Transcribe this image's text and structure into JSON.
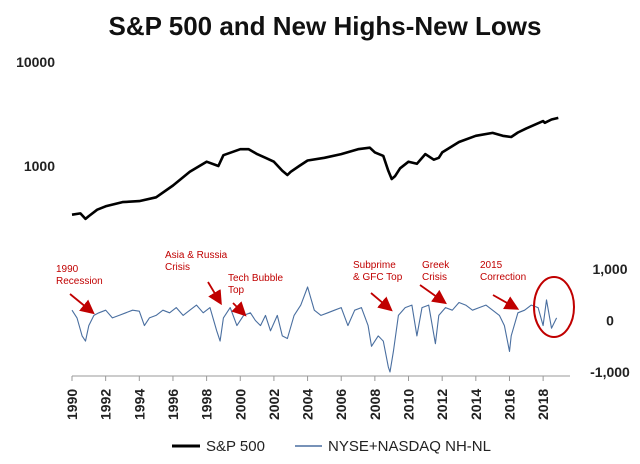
{
  "chart_data": {
    "type": "line",
    "title": "S&P 500 and New Highs-New Lows",
    "x_ticks": [
      "1990",
      "1992",
      "1994",
      "1996",
      "1998",
      "2000",
      "2002",
      "2004",
      "2006",
      "2008",
      "2010",
      "2012",
      "2014",
      "2016",
      "2018"
    ],
    "xlim": [
      1990,
      2019.3
    ],
    "left_axis": {
      "scale": "log",
      "ylim": [
        200,
        10000
      ],
      "ticks": [
        "10000",
        "1000"
      ],
      "tick_values": [
        10000,
        1000
      ]
    },
    "right_axis": {
      "scale": "linear",
      "ylim": [
        -1000,
        1000
      ],
      "ticks": [
        "1,000",
        "0",
        "-1,000"
      ],
      "tick_values": [
        1000,
        0,
        -1000
      ]
    },
    "series": [
      {
        "name": "S&P 500",
        "color": "#000000",
        "axis": "left",
        "x": [
          1990.0,
          1990.5,
          1990.8,
          1991.0,
          1991.5,
          1992,
          1993,
          1994,
          1995,
          1996,
          1997,
          1998,
          1998.7,
          1999,
          2000,
          2000.5,
          2001,
          2001.5,
          2002,
          2002.5,
          2002.8,
          2003,
          2003.5,
          2004,
          2005,
          2006,
          2007,
          2007.7,
          2008,
          2008.5,
          2008.8,
          2009.0,
          2009.2,
          2009.5,
          2010,
          2010.5,
          2011,
          2011.5,
          2011.8,
          2012,
          2013,
          2014,
          2015,
          2015.6,
          2016.1,
          2016.5,
          2017,
          2018,
          2018.1,
          2018.5,
          2018.9
        ],
        "values": [
          340,
          350,
          310,
          330,
          380,
          410,
          450,
          460,
          500,
          650,
          880,
          1100,
          1000,
          1270,
          1450,
          1450,
          1300,
          1200,
          1100,
          900,
          820,
          880,
          1000,
          1130,
          1200,
          1300,
          1450,
          1500,
          1350,
          1250,
          900,
          750,
          800,
          950,
          1100,
          1050,
          1300,
          1150,
          1200,
          1350,
          1700,
          1950,
          2080,
          1950,
          1900,
          2100,
          2300,
          2700,
          2600,
          2800,
          2900
        ]
      },
      {
        "name": "NYSE+NASDAQ NH-NL",
        "color": "#4a6fa0",
        "axis": "right",
        "x": [
          1990.0,
          1990.3,
          1990.6,
          1990.8,
          1991.0,
          1991.3,
          1991.6,
          1992.0,
          1992.4,
          1992.8,
          1993.2,
          1993.6,
          1994.0,
          1994.3,
          1994.6,
          1995.0,
          1995.4,
          1995.8,
          1996.2,
          1996.6,
          1997.0,
          1997.4,
          1997.8,
          1998.2,
          1998.6,
          1998.8,
          1999.0,
          1999.4,
          1999.8,
          2000.2,
          2000.6,
          2000.9,
          2001.2,
          2001.5,
          2001.8,
          2002.2,
          2002.5,
          2002.8,
          2003.2,
          2003.6,
          2004.0,
          2004.4,
          2004.8,
          2005.2,
          2005.6,
          2006.0,
          2006.4,
          2006.8,
          2007.2,
          2007.6,
          2007.8,
          2008.2,
          2008.5,
          2008.8,
          2008.9,
          2009.1,
          2009.4,
          2009.8,
          2010.2,
          2010.5,
          2010.8,
          2011.2,
          2011.6,
          2011.8,
          2012.2,
          2012.6,
          2013.0,
          2013.4,
          2013.8,
          2014.2,
          2014.6,
          2015.0,
          2015.4,
          2015.7,
          2016.0,
          2016.1,
          2016.5,
          2016.9,
          2017.3,
          2017.7,
          2018.0,
          2018.2,
          2018.5,
          2018.8
        ],
        "values": [
          200,
          50,
          -300,
          -400,
          -100,
          100,
          150,
          200,
          50,
          100,
          150,
          200,
          180,
          -100,
          50,
          100,
          200,
          150,
          250,
          100,
          200,
          300,
          150,
          250,
          -200,
          -400,
          50,
          250,
          -100,
          100,
          150,
          0,
          -100,
          100,
          -200,
          100,
          -300,
          -350,
          100,
          300,
          650,
          200,
          100,
          150,
          200,
          250,
          -100,
          200,
          250,
          -100,
          -500,
          -300,
          -400,
          -900,
          -1000,
          -600,
          100,
          250,
          300,
          -300,
          250,
          300,
          -450,
          100,
          250,
          200,
          350,
          300,
          200,
          250,
          300,
          200,
          100,
          -100,
          -600,
          -300,
          150,
          200,
          300,
          250,
          -100,
          400,
          -150,
          50
        ]
      }
    ],
    "annotations": [
      {
        "text": [
          "1990",
          "Recession"
        ]
      },
      {
        "text": [
          "Asia & Russia",
          "Crisis"
        ]
      },
      {
        "text": [
          "Tech Bubble",
          "Top"
        ]
      },
      {
        "text": [
          "Subprime",
          "& GFC Top"
        ]
      },
      {
        "text": [
          "Greek",
          "Crisis"
        ]
      },
      {
        "text": [
          "2015",
          "Correction"
        ]
      }
    ],
    "legend": {
      "position": "bottom",
      "items": [
        "S&P 500",
        "NYSE+NASDAQ NH-NL"
      ]
    }
  }
}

---+---

What is asked
Leave the pictures out, and print every line of the listing exactly as written.

Finished answer
Transcribe this image's text and structure into JSON.
{
  "chart_data": {
    "type": "line",
    "title": "S&P 500 and New Highs-New Lows",
    "x_ticks": [
      "1990",
      "1992",
      "1994",
      "1996",
      "1998",
      "2000",
      "2002",
      "2004",
      "2006",
      "2008",
      "2010",
      "2012",
      "2014",
      "2016",
      "2018"
    ],
    "xlim": [
      1990,
      2019.3
    ],
    "left_axis": {
      "scale": "log",
      "ylim": [
        200,
        10000
      ],
      "ticks": [
        "10000",
        "1000"
      ],
      "tick_values": [
        10000,
        1000
      ]
    },
    "right_axis": {
      "scale": "linear",
      "ylim": [
        -1000,
        1000
      ],
      "ticks": [
        "1,000",
        "0",
        "-1,000"
      ],
      "tick_values": [
        1000,
        0,
        -1000
      ]
    },
    "series": [
      {
        "name": "S&P 500",
        "color": "#000000",
        "axis": "left",
        "x": [
          1990.0,
          1990.5,
          1990.8,
          1991.0,
          1991.5,
          1992,
          1993,
          1994,
          1995,
          1996,
          1997,
          1998,
          1998.7,
          1999,
          2000,
          2000.5,
          2001,
          2001.5,
          2002,
          2002.5,
          2002.8,
          2003,
          2003.5,
          2004,
          2005,
          2006,
          2007,
          2007.7,
          2008,
          2008.5,
          2008.8,
          2009.0,
          2009.2,
          2009.5,
          2010,
          2010.5,
          2011,
          2011.5,
          2011.8,
          2012,
          2013,
          2014,
          2015,
          2015.6,
          2016.1,
          2016.5,
          2017,
          2018,
          2018.1,
          2018.5,
          2018.9
        ],
        "values": [
          340,
          350,
          310,
          330,
          380,
          410,
          450,
          460,
          500,
          650,
          880,
          1100,
          1000,
          1270,
          1450,
          1450,
          1300,
          1200,
          1100,
          900,
          820,
          880,
          1000,
          1130,
          1200,
          1300,
          1450,
          1500,
          1350,
          1250,
          900,
          750,
          800,
          950,
          1100,
          1050,
          1300,
          1150,
          1200,
          1350,
          1700,
          1950,
          2080,
          1950,
          1900,
          2100,
          2300,
          2700,
          2600,
          2800,
          2900
        ]
      },
      {
        "name": "NYSE+NASDAQ NH-NL",
        "color": "#4a6fa0",
        "axis": "right",
        "x": [
          1990.0,
          1990.3,
          1990.6,
          1990.8,
          1991.0,
          1991.3,
          1991.6,
          1992.0,
          1992.4,
          1992.8,
          1993.2,
          1993.6,
          1994.0,
          1994.3,
          1994.6,
          1995.0,
          1995.4,
          1995.8,
          1996.2,
          1996.6,
          1997.0,
          1997.4,
          1997.8,
          1998.2,
          1998.6,
          1998.8,
          1999.0,
          1999.4,
          1999.8,
          2000.2,
          2000.6,
          2000.9,
          2001.2,
          2001.5,
          2001.8,
          2002.2,
          2002.5,
          2002.8,
          2003.2,
          2003.6,
          2004.0,
          2004.4,
          2004.8,
          2005.2,
          2005.6,
          2006.0,
          2006.4,
          2006.8,
          2007.2,
          2007.6,
          2007.8,
          2008.2,
          2008.5,
          2008.8,
          2008.9,
          2009.1,
          2009.4,
          2009.8,
          2010.2,
          2010.5,
          2010.8,
          2011.2,
          2011.6,
          2011.8,
          2012.2,
          2012.6,
          2013.0,
          2013.4,
          2013.8,
          2014.2,
          2014.6,
          2015.0,
          2015.4,
          2015.7,
          2016.0,
          2016.1,
          2016.5,
          2016.9,
          2017.3,
          2017.7,
          2018.0,
          2018.2,
          2018.5,
          2018.8
        ],
        "values": [
          200,
          50,
          -300,
          -400,
          -100,
          100,
          150,
          200,
          50,
          100,
          150,
          200,
          180,
          -100,
          50,
          100,
          200,
          150,
          250,
          100,
          200,
          300,
          150,
          250,
          -200,
          -400,
          50,
          250,
          -100,
          100,
          150,
          0,
          -100,
          100,
          -200,
          100,
          -300,
          -350,
          100,
          300,
          650,
          200,
          100,
          150,
          200,
          250,
          -100,
          200,
          250,
          -100,
          -500,
          -300,
          -400,
          -900,
          -1000,
          -600,
          100,
          250,
          300,
          -300,
          250,
          300,
          -450,
          100,
          250,
          200,
          350,
          300,
          200,
          250,
          300,
          200,
          100,
          -100,
          -600,
          -300,
          150,
          200,
          300,
          250,
          -100,
          400,
          -150,
          50
        ]
      }
    ],
    "annotations": [
      {
        "text": [
          "1990",
          "Recession"
        ]
      },
      {
        "text": [
          "Asia & Russia",
          "Crisis"
        ]
      },
      {
        "text": [
          "Tech Bubble",
          "Top"
        ]
      },
      {
        "text": [
          "Subprime",
          "& GFC Top"
        ]
      },
      {
        "text": [
          "Greek",
          "Crisis"
        ]
      },
      {
        "text": [
          "2015",
          "Correction"
        ]
      }
    ],
    "legend": {
      "position": "bottom",
      "items": [
        "S&P 500",
        "NYSE+NASDAQ NH-NL"
      ]
    }
  }
}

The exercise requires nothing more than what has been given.